WHAT TO PRODUCE:
Reproduce all the material exactly, minus any pictures it holds.

INPUT RECORDS:

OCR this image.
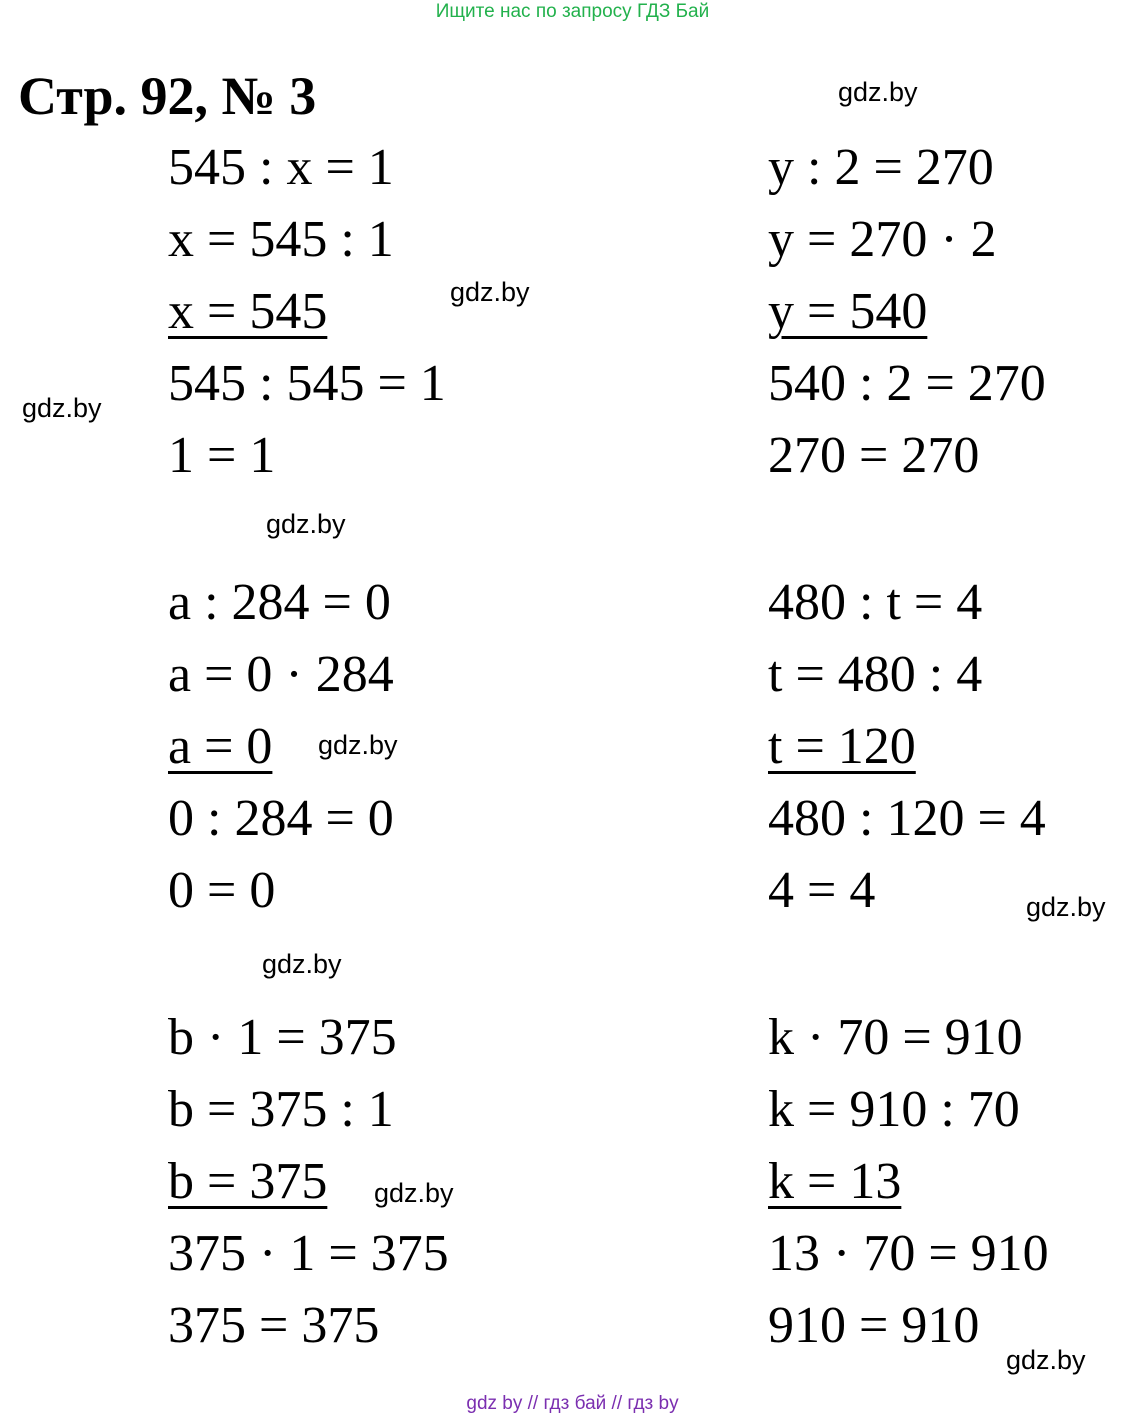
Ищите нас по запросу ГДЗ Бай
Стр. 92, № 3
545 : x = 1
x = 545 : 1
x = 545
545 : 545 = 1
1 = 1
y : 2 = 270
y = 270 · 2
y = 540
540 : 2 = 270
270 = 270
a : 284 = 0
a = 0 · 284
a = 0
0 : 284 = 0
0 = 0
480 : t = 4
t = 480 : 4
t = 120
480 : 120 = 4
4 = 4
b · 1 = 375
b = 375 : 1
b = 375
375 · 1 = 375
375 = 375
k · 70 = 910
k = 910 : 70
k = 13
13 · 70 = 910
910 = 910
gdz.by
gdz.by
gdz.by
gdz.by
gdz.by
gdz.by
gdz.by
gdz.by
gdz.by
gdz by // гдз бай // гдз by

IN RESPONSE:
OCR this image.
Ищите нас по запросу ГДЗ Бай
Стр. 92, № 3
545 : x = 1
x = 545 : 1
x = 545
545 : 545 = 1
1 = 1
y : 2 = 270
y = 270 · 2
y = 540
540 : 2 = 270
270 = 270
a : 284 = 0
a = 0 · 284
a = 0
0 : 284 = 0
0 = 0
480 : t = 4
t = 480 : 4
t = 120
480 : 120 = 4
4 = 4
b · 1 = 375
b = 375 : 1
b = 375
375 · 1 = 375
375 = 375
k · 70 = 910
k = 910 : 70
k = 13
13 · 70 = 910
910 = 910
gdz.by
gdz.by
gdz.by
gdz.by
gdz.by
gdz.by
gdz.by
gdz.by
gdz.by
gdz by // гдз бай // гдз by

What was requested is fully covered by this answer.